▶ WHAT IS REQUIRED: Repeat every record exactly, but keep images out of the copy.

▶ Recorded data:

[BEGIN]

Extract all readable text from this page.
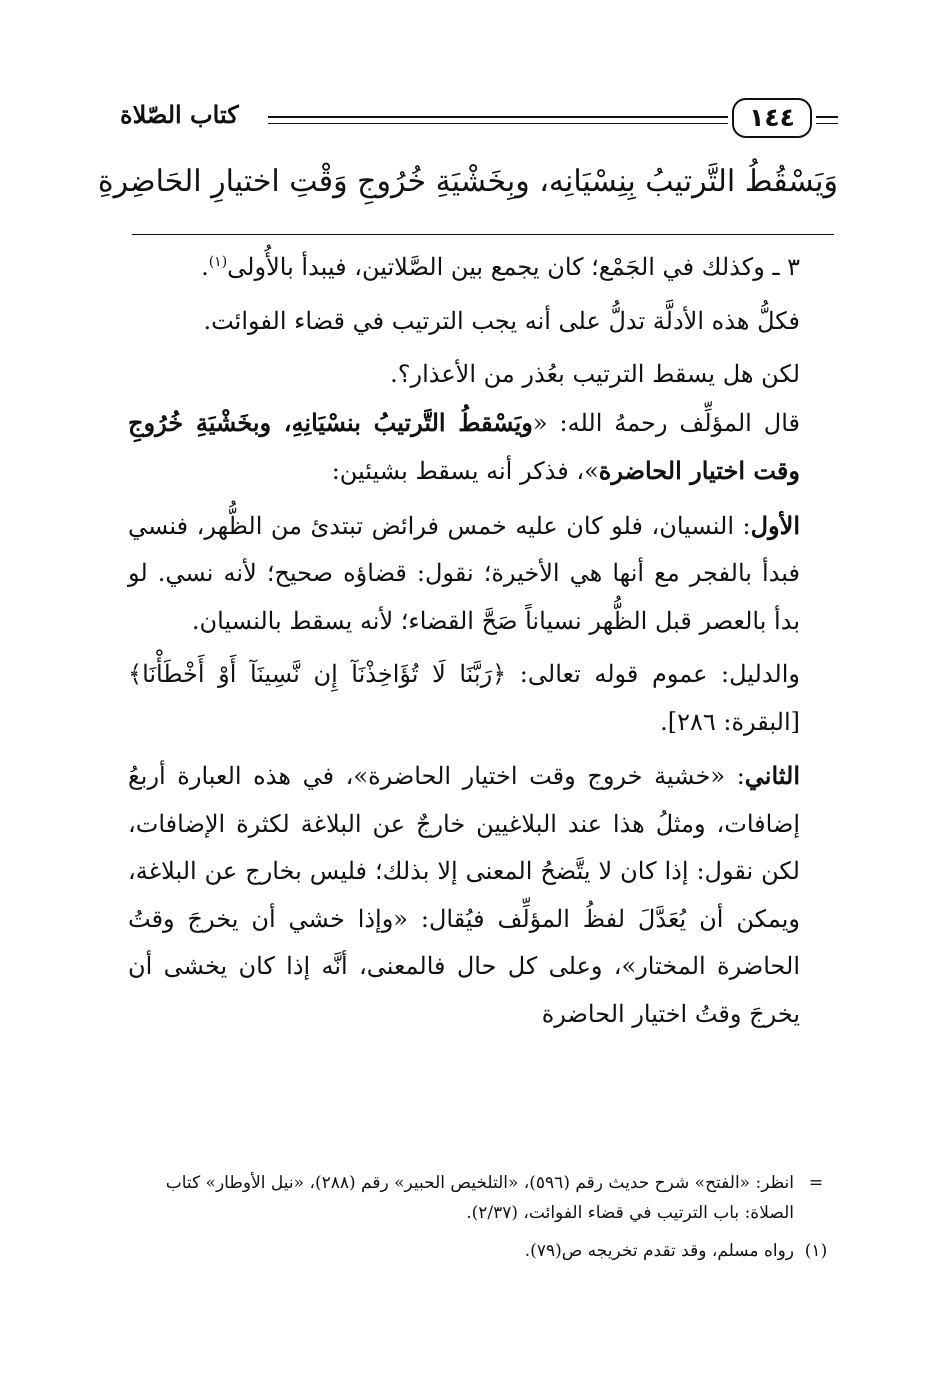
كتاب الصّلاة	١٤٤
وَيَسْقُطُ التَّرتيبُ بِنِسْيَانِه، وبِخَشْيَةِ خُرُوجِ وَقْتِ اختيارِ الحَاضِرةِ

٣ ـ وكذلك في الجَمْع؛ كان يجمع بين الصَّلاتين، فيبدأ بالأُولى$^{(١)}$.

فكلُّ هذه الأدلَّة تدلُّ على أنه يجب الترتيب في قضاء الفوائت.

لكن هل يسقط الترتيب بعُذر من الأعذار؟.

قال المؤلِّف رحمهُ الله: «ويَسْقطُ التَّرتيبُ بنسْيَانِهِ، وبخَشْيَةِ خُرُوجِ وقت اختيار الحاضرة»، فذكر أنه يسقط بشيئين:

الأول: النسيان، فلو كان عليه خمس فرائض تبتدئ من الظُّهر، فنسي فبدأ بالفجر مع أنها هي الأخيرة؛ نقول: قضاؤه صحيح؛ لأنه نسي. لو بدأ بالعصر قبل الظُّهر نسياناً صَحَّ القضاء؛ لأنه يسقط بالنسيان.

والدليل: عموم قوله تعالى: ﴿رَبَّنَا لَا تُؤَاخِذْنَآ إِن نَّسِينَآ أَوْ أَخْطَأْنَا﴾ [البقرة: ٢٨٦].

الثاني: «خشية خروج وقت اختيار الحاضرة»، في هذه العبارة أربعُ إضافات، ومثلُ هذا عند البلاغيين خارجٌ عن البلاغة لكثرة الإضافات، لكن نقول: إذا كان لا يتَّضحُ المعنى إلا بذلك؛ فليس بخارج عن البلاغة، ويمكن أن يُعَدَّلَ لفظُ المؤلِّف فيُقال: «وإذا خشي أن يخرجَ وقتُ الحاضرة المختار»، وعلى كل حال فالمعنى، أنَّه إذا كان يخشى أن يخرجَ وقتُ اختيار الحاضرة

=
انظر: «الفتح» شرح حديث رقم (٥٩٦)، «التلخيص الحبير» رقم (٢٨٨)، «نيل الأوطار» كتاب الصلاة: باب الترتيب في قضاء الفوائت، (٢/٣٧).
(١)
رواه مسلم، وقد تقدم تخريجه ص(٧٩).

[END]

▶ EXERCISE ANSWER:
Extract all readable text from this page.
كتاب الصّلاة	١٤٤
وَيَسْقُطُ التَّرتيبُ بِنِسْيَانِه، وبِخَشْيَةِ خُرُوجِ وَقْتِ اختيارِ الحَاضِرةِ

٣ ـ وكذلك في الجَمْع؛ كان يجمع بين الصَّلاتين، فيبدأ بالأُولى$^{(١)}$.

فكلُّ هذه الأدلَّة تدلُّ على أنه يجب الترتيب في قضاء الفوائت.

لكن هل يسقط الترتيب بعُذر من الأعذار؟.

قال المؤلِّف رحمهُ الله: «ويَسْقطُ التَّرتيبُ بنسْيَانِهِ، وبخَشْيَةِ خُرُوجِ وقت اختيار الحاضرة»، فذكر أنه يسقط بشيئين:

الأول: النسيان، فلو كان عليه خمس فرائض تبتدئ من الظُّهر، فنسي فبدأ بالفجر مع أنها هي الأخيرة؛ نقول: قضاؤه صحيح؛ لأنه نسي. لو بدأ بالعصر قبل الظُّهر نسياناً صَحَّ القضاء؛ لأنه يسقط بالنسيان.

والدليل: عموم قوله تعالى: ﴿رَبَّنَا لَا تُؤَاخِذْنَآ إِن نَّسِينَآ أَوْ أَخْطَأْنَا﴾ [البقرة: ٢٨٦].

الثاني: «خشية خروج وقت اختيار الحاضرة»، في هذه العبارة أربعُ إضافات، ومثلُ هذا عند البلاغيين خارجٌ عن البلاغة لكثرة الإضافات، لكن نقول: إذا كان لا يتَّضحُ المعنى إلا بذلك؛ فليس بخارج عن البلاغة، ويمكن أن يُعَدَّلَ لفظُ المؤلِّف فيُقال: «وإذا خشي أن يخرجَ وقتُ الحاضرة المختار»، وعلى كل حال فالمعنى، أنَّه إذا كان يخشى أن يخرجَ وقتُ اختيار الحاضرة

=
انظر: «الفتح» شرح حديث رقم (٥٩٦)، «التلخيص الحبير» رقم (٢٨٨)، «نيل الأوطار» كتاب الصلاة: باب الترتيب في قضاء الفوائت، (٢/٣٧).
(١)
رواه مسلم، وقد تقدم تخريجه ص(٧٩).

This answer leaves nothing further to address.